What is asked - Please report every line from the material that contains the word "Ocenění".

Data lines -
════════

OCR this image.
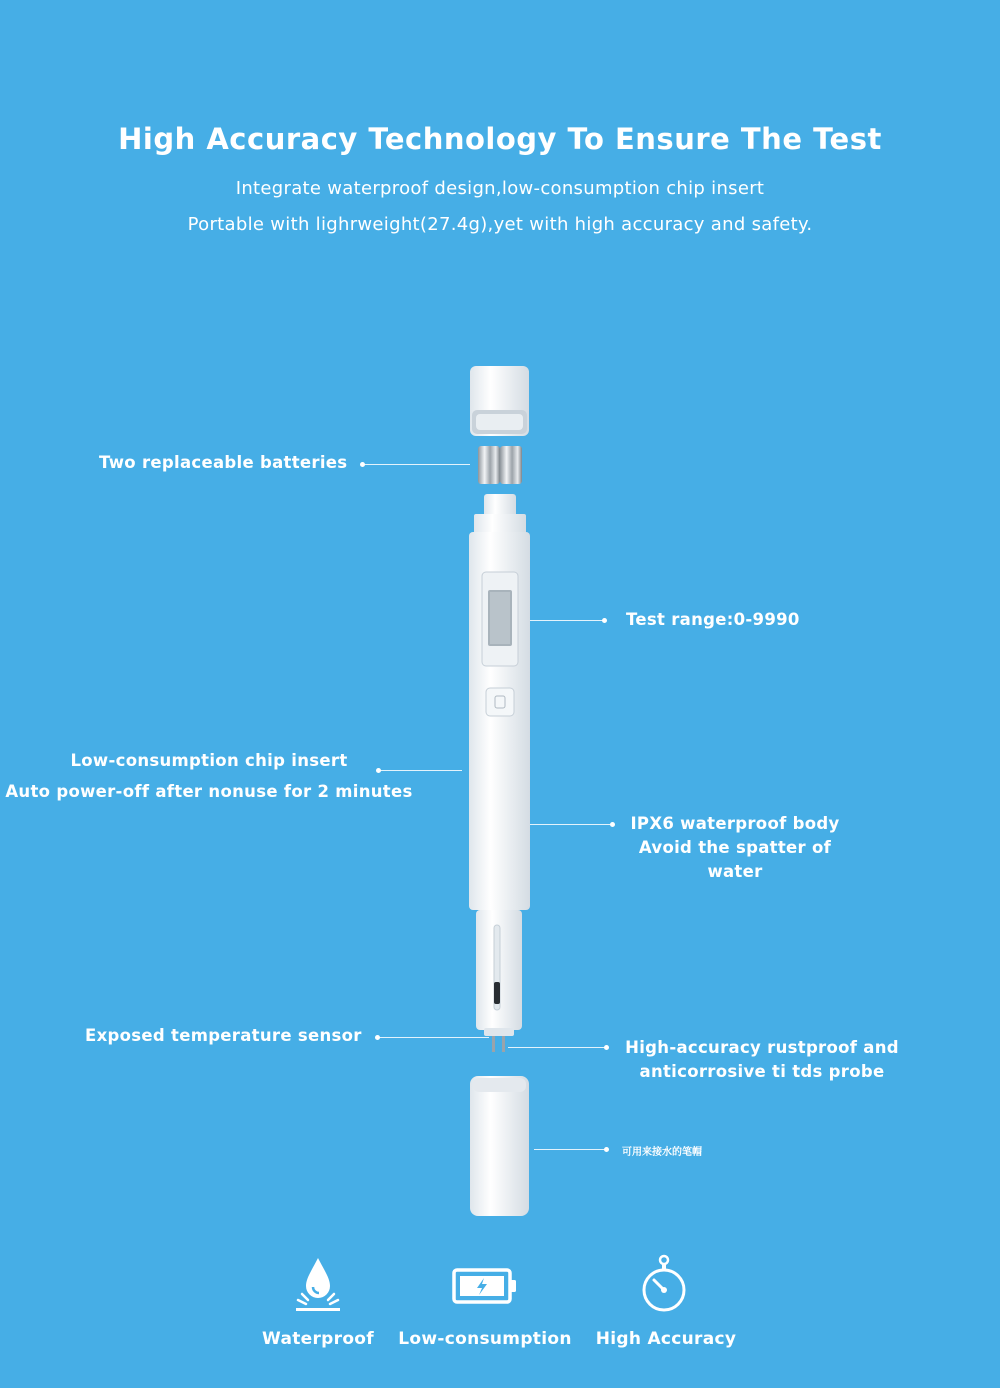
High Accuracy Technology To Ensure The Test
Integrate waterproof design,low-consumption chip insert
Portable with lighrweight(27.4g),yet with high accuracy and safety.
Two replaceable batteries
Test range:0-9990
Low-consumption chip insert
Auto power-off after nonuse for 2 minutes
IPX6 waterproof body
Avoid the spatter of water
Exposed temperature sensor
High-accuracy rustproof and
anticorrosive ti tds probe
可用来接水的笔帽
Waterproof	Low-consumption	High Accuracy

════════

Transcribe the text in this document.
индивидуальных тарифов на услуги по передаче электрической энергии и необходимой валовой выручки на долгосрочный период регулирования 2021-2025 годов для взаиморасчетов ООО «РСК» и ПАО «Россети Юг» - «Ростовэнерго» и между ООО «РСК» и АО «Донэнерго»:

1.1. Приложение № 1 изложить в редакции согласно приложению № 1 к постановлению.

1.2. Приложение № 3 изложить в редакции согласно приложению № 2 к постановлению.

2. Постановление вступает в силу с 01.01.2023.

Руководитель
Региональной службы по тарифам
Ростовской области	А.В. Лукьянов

════════

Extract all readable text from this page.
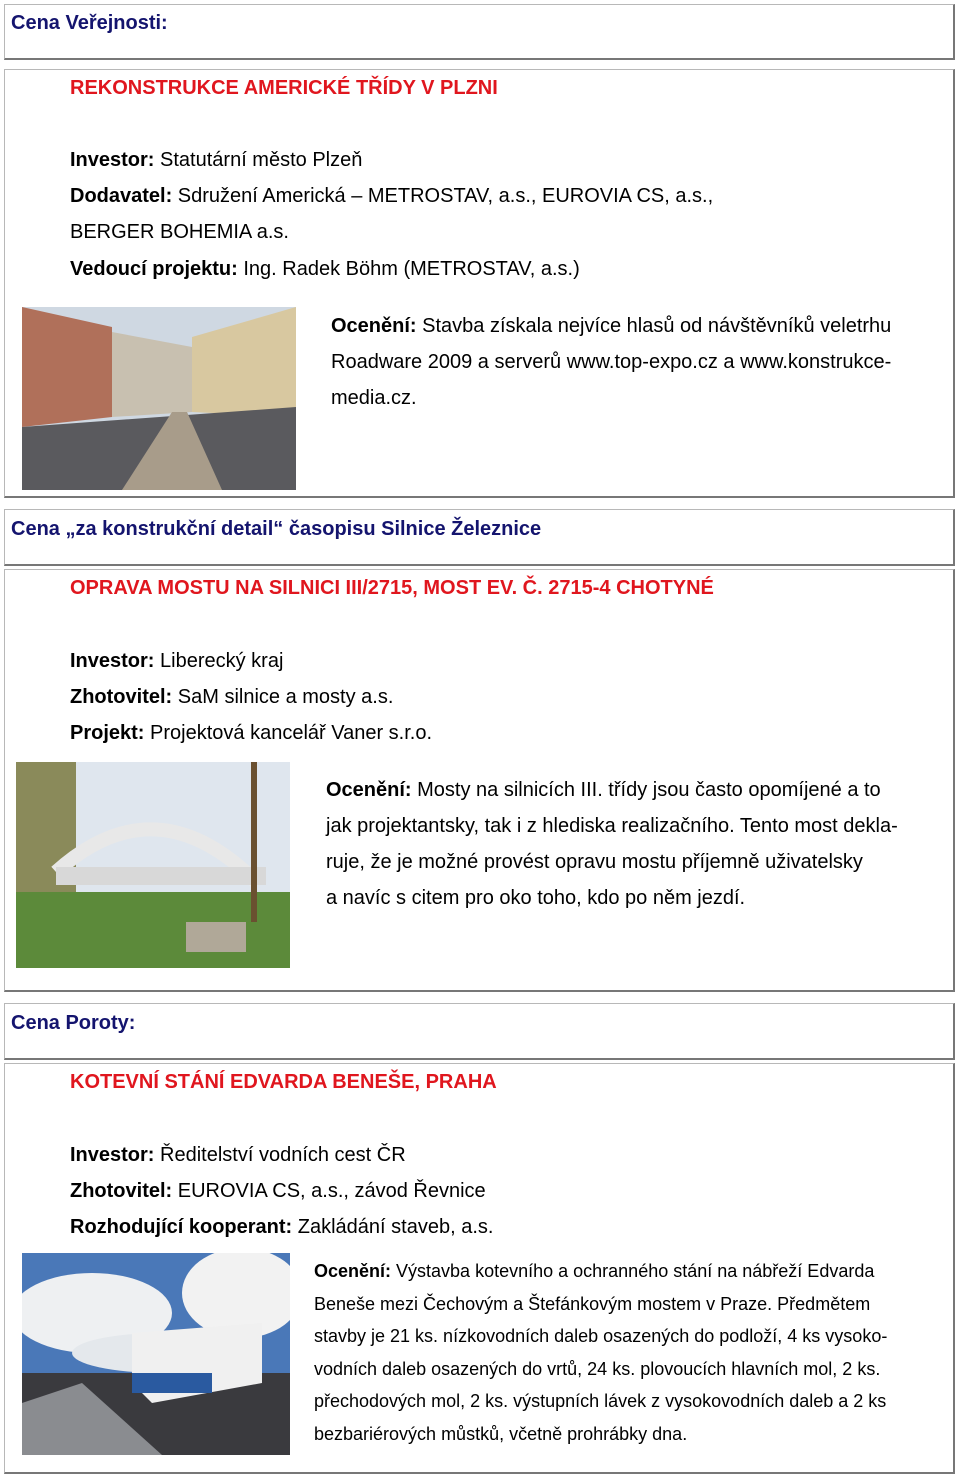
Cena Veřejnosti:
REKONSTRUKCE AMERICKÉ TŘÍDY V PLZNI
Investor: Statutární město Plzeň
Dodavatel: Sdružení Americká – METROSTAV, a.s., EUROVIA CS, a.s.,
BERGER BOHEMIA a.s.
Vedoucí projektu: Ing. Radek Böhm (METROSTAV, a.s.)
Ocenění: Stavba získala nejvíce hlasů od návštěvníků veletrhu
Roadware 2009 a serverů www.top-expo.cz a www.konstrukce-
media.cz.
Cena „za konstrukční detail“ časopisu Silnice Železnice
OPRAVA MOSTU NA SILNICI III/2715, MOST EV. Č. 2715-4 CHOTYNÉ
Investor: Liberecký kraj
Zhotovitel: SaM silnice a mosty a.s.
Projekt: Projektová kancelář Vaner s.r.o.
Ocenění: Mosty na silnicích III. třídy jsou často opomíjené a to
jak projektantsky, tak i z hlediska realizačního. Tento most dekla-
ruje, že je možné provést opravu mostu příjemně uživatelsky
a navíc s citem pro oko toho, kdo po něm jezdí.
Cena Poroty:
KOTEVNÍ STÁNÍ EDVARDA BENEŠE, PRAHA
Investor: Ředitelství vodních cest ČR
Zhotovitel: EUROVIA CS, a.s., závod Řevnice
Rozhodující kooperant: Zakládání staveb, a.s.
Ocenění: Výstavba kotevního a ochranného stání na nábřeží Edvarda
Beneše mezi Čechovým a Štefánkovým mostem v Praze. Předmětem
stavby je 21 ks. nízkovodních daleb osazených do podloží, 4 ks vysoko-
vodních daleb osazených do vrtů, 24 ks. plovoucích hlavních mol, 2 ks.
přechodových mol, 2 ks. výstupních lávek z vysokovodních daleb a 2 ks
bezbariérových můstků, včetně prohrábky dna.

════════

Answer -
Ocenění: Stavba získala nejvíce hlasů od návštěvníků veletrhu
Ocenění: Mosty na silnicích III. třídy jsou často opomíjené a to
Ocenění: Výstavba kotevního a ochranného stání na nábřeží Edvarda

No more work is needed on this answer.